Chart and figure data:
☆ ☆ ☆ ☆

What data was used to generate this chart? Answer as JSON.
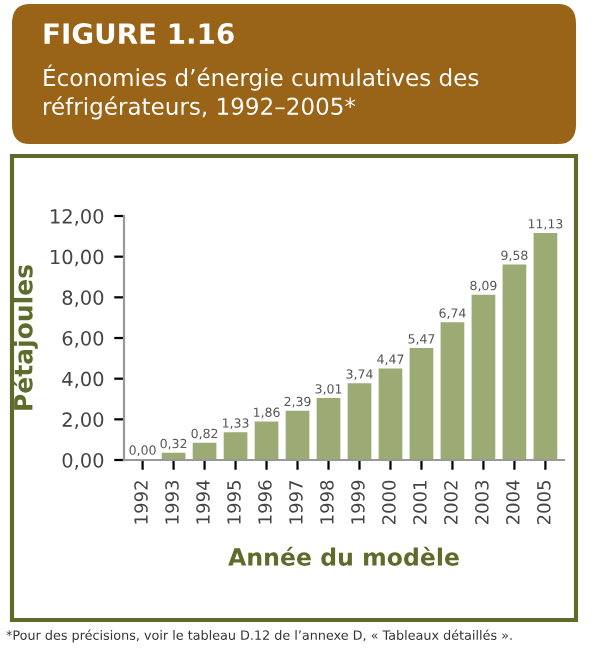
{
  "chart_data": {
    "type": "bar",
    "title": "FIGURE 1.16",
    "subtitle": "Économies d’énergie cumulatives des\nréfrigérateurs, 1992–2005*",
    "xlabel": "Année du modèle",
    "ylabel": "Pétajoules",
    "categories": [
      "1992",
      "1993",
      "1994",
      "1995",
      "1996",
      "1997",
      "1998",
      "1999",
      "2000",
      "2001",
      "2002",
      "2003",
      "2004",
      "2005"
    ],
    "values": [
      0.0,
      0.32,
      0.82,
      1.33,
      1.86,
      2.39,
      3.01,
      3.74,
      4.47,
      5.47,
      6.74,
      8.09,
      9.58,
      11.13
    ],
    "value_labels": [
      "0,00",
      "0,32",
      "0,82",
      "1,33",
      "1,86",
      "2,39",
      "3,01",
      "3,74",
      "4,47",
      "5,47",
      "6,74",
      "8,09",
      "9,58",
      "11,13"
    ],
    "color": "#9caa74",
    "ylim": [
      0,
      12
    ],
    "yticks": [
      {
        "value": 0,
        "label": "0,00"
      },
      {
        "value": 2,
        "label": "2,00"
      },
      {
        "value": 4,
        "label": "4,00"
      },
      {
        "value": 6,
        "label": "6,00"
      },
      {
        "value": 8,
        "label": "8,00"
      },
      {
        "value": 10,
        "label": "10,00"
      },
      {
        "value": 12,
        "label": "12,00"
      }
    ],
    "grid": false,
    "legend": false,
    "annotations": [
      "*Pour des précisions, voir le tableau D.12 de l’annexe D, « Tableaux détaillés »."
    ]
  }
}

☆ ☆ ☆ ☆

Set down the complete material exactly, but do not include the images.

**RESULT OF THIS EXERCISE**
What data was used to generate this chart? Answer as JSON.
{
  "chart_data": {
    "type": "bar",
    "title": "FIGURE 1.16",
    "subtitle": "Économies d’énergie cumulatives des\nréfrigérateurs, 1992–2005*",
    "xlabel": "Année du modèle",
    "ylabel": "Pétajoules",
    "categories": [
      "1992",
      "1993",
      "1994",
      "1995",
      "1996",
      "1997",
      "1998",
      "1999",
      "2000",
      "2001",
      "2002",
      "2003",
      "2004",
      "2005"
    ],
    "values": [
      0.0,
      0.32,
      0.82,
      1.33,
      1.86,
      2.39,
      3.01,
      3.74,
      4.47,
      5.47,
      6.74,
      8.09,
      9.58,
      11.13
    ],
    "value_labels": [
      "0,00",
      "0,32",
      "0,82",
      "1,33",
      "1,86",
      "2,39",
      "3,01",
      "3,74",
      "4,47",
      "5,47",
      "6,74",
      "8,09",
      "9,58",
      "11,13"
    ],
    "color": "#9caa74",
    "ylim": [
      0,
      12
    ],
    "yticks": [
      {
        "value": 0,
        "label": "0,00"
      },
      {
        "value": 2,
        "label": "2,00"
      },
      {
        "value": 4,
        "label": "4,00"
      },
      {
        "value": 6,
        "label": "6,00"
      },
      {
        "value": 8,
        "label": "8,00"
      },
      {
        "value": 10,
        "label": "10,00"
      },
      {
        "value": 12,
        "label": "12,00"
      }
    ],
    "grid": false,
    "legend": false,
    "annotations": [
      "*Pour des précisions, voir le tableau D.12 de l’annexe D, « Tableaux détaillés »."
    ]
  }
}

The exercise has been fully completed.